_SUPPLIED ENTRIES_.
## begin

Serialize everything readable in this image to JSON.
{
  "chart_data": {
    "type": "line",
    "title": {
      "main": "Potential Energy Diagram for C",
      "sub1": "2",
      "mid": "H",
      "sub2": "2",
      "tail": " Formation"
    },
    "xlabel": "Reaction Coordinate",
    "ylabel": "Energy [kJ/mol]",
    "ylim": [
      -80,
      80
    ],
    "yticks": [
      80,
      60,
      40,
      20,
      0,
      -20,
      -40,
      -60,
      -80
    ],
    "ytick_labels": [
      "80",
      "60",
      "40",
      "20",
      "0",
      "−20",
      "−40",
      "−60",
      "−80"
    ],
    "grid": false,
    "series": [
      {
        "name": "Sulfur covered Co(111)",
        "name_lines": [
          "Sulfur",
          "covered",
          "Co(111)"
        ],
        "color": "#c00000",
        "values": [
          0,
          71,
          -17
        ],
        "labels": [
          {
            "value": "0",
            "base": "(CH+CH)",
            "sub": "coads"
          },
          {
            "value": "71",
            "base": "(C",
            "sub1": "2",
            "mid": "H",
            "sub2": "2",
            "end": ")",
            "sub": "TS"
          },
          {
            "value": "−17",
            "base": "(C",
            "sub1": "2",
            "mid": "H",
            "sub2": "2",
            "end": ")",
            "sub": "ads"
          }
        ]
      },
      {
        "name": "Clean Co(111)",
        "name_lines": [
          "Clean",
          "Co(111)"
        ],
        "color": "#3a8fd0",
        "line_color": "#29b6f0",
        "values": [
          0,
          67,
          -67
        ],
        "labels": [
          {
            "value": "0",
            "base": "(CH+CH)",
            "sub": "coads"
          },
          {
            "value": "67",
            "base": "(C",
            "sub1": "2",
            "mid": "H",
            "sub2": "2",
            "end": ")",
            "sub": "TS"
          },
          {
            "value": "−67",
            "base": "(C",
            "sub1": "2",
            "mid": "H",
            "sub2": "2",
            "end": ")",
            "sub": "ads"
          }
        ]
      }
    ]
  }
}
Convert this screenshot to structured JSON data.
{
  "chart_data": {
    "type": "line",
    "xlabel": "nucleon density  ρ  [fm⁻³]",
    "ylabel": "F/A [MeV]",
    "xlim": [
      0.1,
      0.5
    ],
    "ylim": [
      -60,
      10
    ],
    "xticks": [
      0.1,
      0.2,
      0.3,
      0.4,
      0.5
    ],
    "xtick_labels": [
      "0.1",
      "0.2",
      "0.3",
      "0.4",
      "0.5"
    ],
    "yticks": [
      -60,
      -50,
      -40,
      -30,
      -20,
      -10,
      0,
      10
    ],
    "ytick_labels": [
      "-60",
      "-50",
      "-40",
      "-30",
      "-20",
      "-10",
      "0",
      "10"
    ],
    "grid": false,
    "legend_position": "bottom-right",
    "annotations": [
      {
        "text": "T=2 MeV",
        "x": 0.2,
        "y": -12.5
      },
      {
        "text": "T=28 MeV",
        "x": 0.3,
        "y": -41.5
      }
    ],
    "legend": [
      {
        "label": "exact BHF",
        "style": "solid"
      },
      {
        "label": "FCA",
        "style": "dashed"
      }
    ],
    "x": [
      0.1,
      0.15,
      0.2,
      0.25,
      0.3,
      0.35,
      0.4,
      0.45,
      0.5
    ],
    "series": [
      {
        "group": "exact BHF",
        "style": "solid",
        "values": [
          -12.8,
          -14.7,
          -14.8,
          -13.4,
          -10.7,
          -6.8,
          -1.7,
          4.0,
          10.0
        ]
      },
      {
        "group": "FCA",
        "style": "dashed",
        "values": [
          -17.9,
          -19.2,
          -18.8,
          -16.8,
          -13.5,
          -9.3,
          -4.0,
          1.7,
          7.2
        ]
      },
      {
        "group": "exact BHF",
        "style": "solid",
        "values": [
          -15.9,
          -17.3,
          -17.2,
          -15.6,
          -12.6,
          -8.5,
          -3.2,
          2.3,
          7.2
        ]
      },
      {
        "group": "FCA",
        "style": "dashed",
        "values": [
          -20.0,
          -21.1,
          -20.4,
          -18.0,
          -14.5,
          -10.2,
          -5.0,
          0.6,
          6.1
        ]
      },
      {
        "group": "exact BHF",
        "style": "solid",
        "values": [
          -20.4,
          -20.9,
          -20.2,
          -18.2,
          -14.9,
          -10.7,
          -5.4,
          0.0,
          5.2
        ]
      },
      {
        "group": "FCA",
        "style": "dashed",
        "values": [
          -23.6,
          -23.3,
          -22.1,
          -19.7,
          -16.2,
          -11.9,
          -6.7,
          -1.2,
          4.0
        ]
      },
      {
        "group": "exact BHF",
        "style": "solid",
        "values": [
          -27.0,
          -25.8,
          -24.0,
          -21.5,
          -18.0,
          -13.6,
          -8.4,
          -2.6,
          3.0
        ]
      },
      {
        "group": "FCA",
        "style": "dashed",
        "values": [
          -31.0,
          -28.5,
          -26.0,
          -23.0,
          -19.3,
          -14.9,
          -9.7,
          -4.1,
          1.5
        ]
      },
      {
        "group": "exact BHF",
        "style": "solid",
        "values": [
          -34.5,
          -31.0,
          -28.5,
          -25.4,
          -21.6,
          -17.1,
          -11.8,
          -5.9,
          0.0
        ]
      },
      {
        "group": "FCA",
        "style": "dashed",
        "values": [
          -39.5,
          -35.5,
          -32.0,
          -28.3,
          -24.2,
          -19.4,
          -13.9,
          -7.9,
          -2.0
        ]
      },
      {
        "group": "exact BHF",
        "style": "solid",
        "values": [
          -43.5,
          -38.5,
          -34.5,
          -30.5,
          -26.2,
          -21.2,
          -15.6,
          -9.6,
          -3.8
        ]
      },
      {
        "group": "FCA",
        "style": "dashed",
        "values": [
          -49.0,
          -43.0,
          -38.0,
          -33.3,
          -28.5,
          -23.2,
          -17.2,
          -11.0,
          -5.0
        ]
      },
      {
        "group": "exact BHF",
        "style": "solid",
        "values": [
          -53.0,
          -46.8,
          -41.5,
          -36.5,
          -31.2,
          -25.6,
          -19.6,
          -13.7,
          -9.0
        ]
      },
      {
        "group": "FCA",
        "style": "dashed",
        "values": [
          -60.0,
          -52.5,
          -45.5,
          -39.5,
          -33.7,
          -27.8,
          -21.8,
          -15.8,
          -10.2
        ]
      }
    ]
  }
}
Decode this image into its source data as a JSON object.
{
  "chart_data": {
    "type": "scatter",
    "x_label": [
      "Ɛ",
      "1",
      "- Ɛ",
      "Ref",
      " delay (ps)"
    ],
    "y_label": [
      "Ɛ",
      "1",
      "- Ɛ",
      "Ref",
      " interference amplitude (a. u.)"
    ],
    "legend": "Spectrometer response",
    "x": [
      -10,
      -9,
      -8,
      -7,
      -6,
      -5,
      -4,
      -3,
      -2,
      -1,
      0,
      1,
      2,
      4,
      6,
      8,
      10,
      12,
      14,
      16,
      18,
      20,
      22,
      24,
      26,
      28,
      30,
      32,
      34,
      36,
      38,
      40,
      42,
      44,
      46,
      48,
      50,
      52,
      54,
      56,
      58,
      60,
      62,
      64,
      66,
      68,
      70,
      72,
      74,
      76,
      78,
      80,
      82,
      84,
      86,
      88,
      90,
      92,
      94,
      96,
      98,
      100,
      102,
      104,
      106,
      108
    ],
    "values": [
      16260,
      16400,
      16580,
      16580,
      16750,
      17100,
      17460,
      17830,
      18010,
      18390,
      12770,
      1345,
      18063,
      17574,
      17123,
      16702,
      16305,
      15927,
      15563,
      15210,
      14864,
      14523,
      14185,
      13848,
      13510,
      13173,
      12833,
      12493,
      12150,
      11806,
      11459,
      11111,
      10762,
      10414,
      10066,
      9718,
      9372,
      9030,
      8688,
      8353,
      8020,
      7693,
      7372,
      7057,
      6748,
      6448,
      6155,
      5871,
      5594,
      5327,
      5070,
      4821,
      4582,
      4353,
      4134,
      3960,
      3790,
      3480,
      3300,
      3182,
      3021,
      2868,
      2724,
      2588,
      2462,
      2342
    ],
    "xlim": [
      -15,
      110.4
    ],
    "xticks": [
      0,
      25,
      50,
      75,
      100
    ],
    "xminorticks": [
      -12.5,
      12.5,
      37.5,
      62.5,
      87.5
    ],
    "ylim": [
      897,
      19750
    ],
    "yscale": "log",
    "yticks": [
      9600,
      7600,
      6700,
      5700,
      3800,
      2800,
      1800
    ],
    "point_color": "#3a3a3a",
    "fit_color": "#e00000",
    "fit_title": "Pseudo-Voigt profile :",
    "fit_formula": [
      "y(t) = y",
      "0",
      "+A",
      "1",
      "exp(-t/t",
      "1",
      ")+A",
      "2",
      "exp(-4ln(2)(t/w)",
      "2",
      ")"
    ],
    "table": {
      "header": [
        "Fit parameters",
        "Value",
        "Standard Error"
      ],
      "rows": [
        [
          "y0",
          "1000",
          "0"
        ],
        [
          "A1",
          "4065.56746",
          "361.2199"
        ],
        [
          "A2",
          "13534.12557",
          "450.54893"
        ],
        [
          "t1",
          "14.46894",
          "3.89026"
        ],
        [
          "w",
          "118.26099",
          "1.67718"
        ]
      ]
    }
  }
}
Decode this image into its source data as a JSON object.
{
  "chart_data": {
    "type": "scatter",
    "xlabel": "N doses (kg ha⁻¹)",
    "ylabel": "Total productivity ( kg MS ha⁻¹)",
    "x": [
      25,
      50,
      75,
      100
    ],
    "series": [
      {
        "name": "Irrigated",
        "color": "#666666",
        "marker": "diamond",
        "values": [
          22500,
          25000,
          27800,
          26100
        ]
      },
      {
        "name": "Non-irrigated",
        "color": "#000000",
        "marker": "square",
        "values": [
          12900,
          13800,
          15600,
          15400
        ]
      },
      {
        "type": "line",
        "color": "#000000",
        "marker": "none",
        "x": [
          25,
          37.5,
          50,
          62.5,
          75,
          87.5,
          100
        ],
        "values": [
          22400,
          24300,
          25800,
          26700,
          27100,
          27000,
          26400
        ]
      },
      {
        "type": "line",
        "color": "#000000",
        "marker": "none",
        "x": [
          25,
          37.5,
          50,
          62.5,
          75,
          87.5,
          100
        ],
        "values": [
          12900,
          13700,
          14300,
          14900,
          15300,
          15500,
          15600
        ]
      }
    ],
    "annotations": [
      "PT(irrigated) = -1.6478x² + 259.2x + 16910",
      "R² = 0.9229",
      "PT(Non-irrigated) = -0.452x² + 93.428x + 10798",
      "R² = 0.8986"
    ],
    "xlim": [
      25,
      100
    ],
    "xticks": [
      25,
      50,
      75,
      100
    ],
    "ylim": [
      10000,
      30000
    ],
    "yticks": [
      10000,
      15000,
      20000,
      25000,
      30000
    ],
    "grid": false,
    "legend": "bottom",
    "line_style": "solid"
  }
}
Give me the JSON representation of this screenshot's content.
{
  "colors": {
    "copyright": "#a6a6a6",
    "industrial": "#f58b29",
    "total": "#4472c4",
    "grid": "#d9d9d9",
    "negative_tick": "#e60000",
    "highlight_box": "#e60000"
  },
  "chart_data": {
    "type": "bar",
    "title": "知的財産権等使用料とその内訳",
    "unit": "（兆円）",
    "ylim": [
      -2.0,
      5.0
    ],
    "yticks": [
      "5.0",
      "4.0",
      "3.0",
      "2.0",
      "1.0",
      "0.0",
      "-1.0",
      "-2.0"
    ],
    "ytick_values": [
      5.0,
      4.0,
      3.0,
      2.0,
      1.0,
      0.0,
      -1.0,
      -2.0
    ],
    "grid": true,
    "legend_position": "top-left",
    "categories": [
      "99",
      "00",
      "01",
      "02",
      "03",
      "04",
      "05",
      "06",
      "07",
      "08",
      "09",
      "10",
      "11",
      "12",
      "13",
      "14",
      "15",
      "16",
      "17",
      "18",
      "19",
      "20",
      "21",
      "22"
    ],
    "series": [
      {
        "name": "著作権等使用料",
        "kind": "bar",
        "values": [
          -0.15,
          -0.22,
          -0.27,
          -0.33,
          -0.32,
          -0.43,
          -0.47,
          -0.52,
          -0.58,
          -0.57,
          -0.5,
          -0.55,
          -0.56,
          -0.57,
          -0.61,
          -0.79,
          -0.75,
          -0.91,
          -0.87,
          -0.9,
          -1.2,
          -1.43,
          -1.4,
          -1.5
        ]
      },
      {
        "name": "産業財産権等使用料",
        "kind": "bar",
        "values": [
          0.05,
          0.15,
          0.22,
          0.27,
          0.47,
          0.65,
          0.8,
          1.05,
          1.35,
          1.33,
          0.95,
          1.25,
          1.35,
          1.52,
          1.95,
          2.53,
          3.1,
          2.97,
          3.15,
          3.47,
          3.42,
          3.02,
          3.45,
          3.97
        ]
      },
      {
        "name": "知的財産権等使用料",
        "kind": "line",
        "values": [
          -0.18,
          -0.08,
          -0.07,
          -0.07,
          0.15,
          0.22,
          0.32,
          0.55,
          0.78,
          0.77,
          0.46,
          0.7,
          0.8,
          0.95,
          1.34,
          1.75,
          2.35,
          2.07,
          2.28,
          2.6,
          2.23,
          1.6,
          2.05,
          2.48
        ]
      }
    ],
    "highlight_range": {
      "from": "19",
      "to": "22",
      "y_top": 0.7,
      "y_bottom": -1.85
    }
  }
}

## end

_WHAT IS BEING ASKED_. Reproduce each line of the material containing the word "xlabel".

_TASK OUTPUT_.
    "xlabel": "Reaction Coordinate",
    "xlabel": "nucleon density  ρ  [fm⁻³]",
    "xlabel": "N doses (kg ha⁻¹)",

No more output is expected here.